TASK TO COMPLETE :: Reproduce all the entries exactly and keep the pictures out.

PROVIDED RECORDS ::

■ ■ ■ ■

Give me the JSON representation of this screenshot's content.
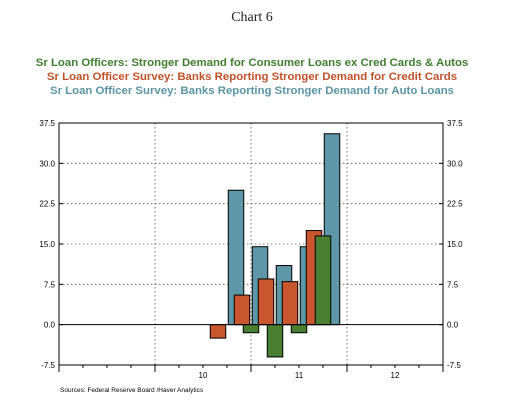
{
  "chart_data": {
    "type": "bar",
    "title": "Chart 6",
    "subtitles": [
      {
        "text": "Sr Loan Officers: Stronger Demand for Consumer Loans ex Cred Cards & Autos",
        "color": "#3f7f2f"
      },
      {
        "text": "Sr Loan Officer Survey: Banks Reporting Stronger Demand for Credit Cards",
        "color": "#c0522a"
      },
      {
        "text": "Sr Loan Officer Survey: Banks Reporting Stronger Demand for Auto Loans",
        "color": "#5b95a5"
      }
    ],
    "source": "Sources:  Federal Reserve Board /Haver Analytics",
    "ylim": [
      -7.5,
      37.5
    ],
    "yticks": [
      "-7.5",
      "0.0",
      "7.5",
      "15.0",
      "22.5",
      "30.0",
      "37.5"
    ],
    "xlim": [
      2009.0,
      2013.0
    ],
    "xticks": [
      {
        "label": "10",
        "x": 2010.5
      },
      {
        "label": "11",
        "x": 2011.5
      },
      {
        "label": "12",
        "x": 2012.5
      }
    ],
    "grid": true,
    "series": [
      {
        "key": "consumer",
        "color": "#4a7f32",
        "points": [
          {
            "x": 2011.0,
            "y": -1.5
          },
          {
            "x": 2011.25,
            "y": -6.0
          },
          {
            "x": 2011.5,
            "y": -1.5
          },
          {
            "x": 2011.75,
            "y": 16.5
          }
        ]
      },
      {
        "key": "credit_cards",
        "color": "#c8572f",
        "points": [
          {
            "x": 2010.75,
            "y": -2.5
          },
          {
            "x": 2011.0,
            "y": 5.5
          },
          {
            "x": 2011.25,
            "y": 8.5
          },
          {
            "x": 2011.5,
            "y": 8.0
          },
          {
            "x": 2011.75,
            "y": 17.5
          }
        ]
      },
      {
        "key": "auto_loans",
        "color": "#5d97a8",
        "points": [
          {
            "x": 2010.75,
            "y": 25.0
          },
          {
            "x": 2011.0,
            "y": 14.5
          },
          {
            "x": 2011.25,
            "y": 11.0
          },
          {
            "x": 2011.5,
            "y": 14.5
          },
          {
            "x": 2011.75,
            "y": 35.5
          }
        ]
      }
    ]
  }
}
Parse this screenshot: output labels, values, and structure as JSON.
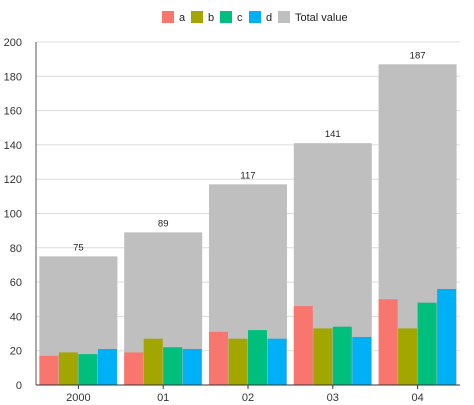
{
  "chart_data": {
    "type": "bar",
    "categories": [
      "2000",
      "01",
      "02",
      "03",
      "04"
    ],
    "series": [
      {
        "name": "a",
        "values": [
          17,
          19,
          31,
          46,
          50
        ],
        "color": "#f8766d"
      },
      {
        "name": "b",
        "values": [
          19,
          27,
          27,
          33,
          33
        ],
        "color": "#a3a500"
      },
      {
        "name": "c",
        "values": [
          18,
          22,
          32,
          34,
          48
        ],
        "color": "#00bf7d"
      },
      {
        "name": "d",
        "values": [
          21,
          21,
          27,
          28,
          56
        ],
        "color": "#00b0f6"
      }
    ],
    "total": {
      "name": "Total value",
      "values": [
        75,
        89,
        117,
        141,
        187
      ],
      "color": "#bfbfbf"
    },
    "data_labels": [
      "75",
      "89",
      "117",
      "141",
      "187"
    ],
    "y_ticks": [
      "0",
      "20",
      "40",
      "60",
      "80",
      "100",
      "120",
      "140",
      "160",
      "180",
      "200"
    ],
    "ylim": [
      0,
      200
    ],
    "grid": true,
    "legend_position": "top"
  }
}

■ ■ ■ ■

TASK RESPONSE ::
Give me the JSON representation of this screenshot's content.
{
  "chart_data": {
    "type": "bar",
    "title": "Chart 6",
    "subtitles": [
      {
        "text": "Sr Loan Officers: Stronger Demand for Consumer Loans ex Cred Cards & Autos",
        "color": "#3f7f2f"
      },
      {
        "text": "Sr Loan Officer Survey: Banks Reporting Stronger Demand for Credit Cards",
        "color": "#c0522a"
      },
      {
        "text": "Sr Loan Officer Survey: Banks Reporting Stronger Demand for Auto Loans",
        "color": "#5b95a5"
      }
    ],
    "source": "Sources:  Federal Reserve Board /Haver Analytics",
    "ylim": [
      -7.5,
      37.5
    ],
    "yticks": [
      "-7.5",
      "0.0",
      "7.5",
      "15.0",
      "22.5",
      "30.0",
      "37.5"
    ],
    "xlim": [
      2009.0,
      2013.0
    ],
    "xticks": [
      {
        "label": "10",
        "x": 2010.5
      },
      {
        "label": "11",
        "x": 2011.5
      },
      {
        "label": "12",
        "x": 2012.5
      }
    ],
    "grid": true,
    "series": [
      {
        "key": "consumer",
        "color": "#4a7f32",
        "points": [
          {
            "x": 2011.0,
            "y": -1.5
          },
          {
            "x": 2011.25,
            "y": -6.0
          },
          {
            "x": 2011.5,
            "y": -1.5
          },
          {
            "x": 2011.75,
            "y": 16.5
          }
        ]
      },
      {
        "key": "credit_cards",
        "color": "#c8572f",
        "points": [
          {
            "x": 2010.75,
            "y": -2.5
          },
          {
            "x": 2011.0,
            "y": 5.5
          },
          {
            "x": 2011.25,
            "y": 8.5
          },
          {
            "x": 2011.5,
            "y": 8.0
          },
          {
            "x": 2011.75,
            "y": 17.5
          }
        ]
      },
      {
        "key": "auto_loans",
        "color": "#5d97a8",
        "points": [
          {
            "x": 2010.75,
            "y": 25.0
          },
          {
            "x": 2011.0,
            "y": 14.5
          },
          {
            "x": 2011.25,
            "y": 11.0
          },
          {
            "x": 2011.5,
            "y": 14.5
          },
          {
            "x": 2011.75,
            "y": 35.5
          }
        ]
      }
    ]
  }
}
Parse this screenshot: output labels, values, and structure as JSON.
{
  "chart_data": {
    "type": "bar",
    "categories": [
      "2000",
      "01",
      "02",
      "03",
      "04"
    ],
    "series": [
      {
        "name": "a",
        "values": [
          17,
          19,
          31,
          46,
          50
        ],
        "color": "#f8766d"
      },
      {
        "name": "b",
        "values": [
          19,
          27,
          27,
          33,
          33
        ],
        "color": "#a3a500"
      },
      {
        "name": "c",
        "values": [
          18,
          22,
          32,
          34,
          48
        ],
        "color": "#00bf7d"
      },
      {
        "name": "d",
        "values": [
          21,
          21,
          27,
          28,
          56
        ],
        "color": "#00b0f6"
      }
    ],
    "total": {
      "name": "Total value",
      "values": [
        75,
        89,
        117,
        141,
        187
      ],
      "color": "#bfbfbf"
    },
    "data_labels": [
      "75",
      "89",
      "117",
      "141",
      "187"
    ],
    "y_ticks": [
      "0",
      "20",
      "40",
      "60",
      "80",
      "100",
      "120",
      "140",
      "160",
      "180",
      "200"
    ],
    "ylim": [
      0,
      200
    ],
    "grid": true,
    "legend_position": "top"
  }
}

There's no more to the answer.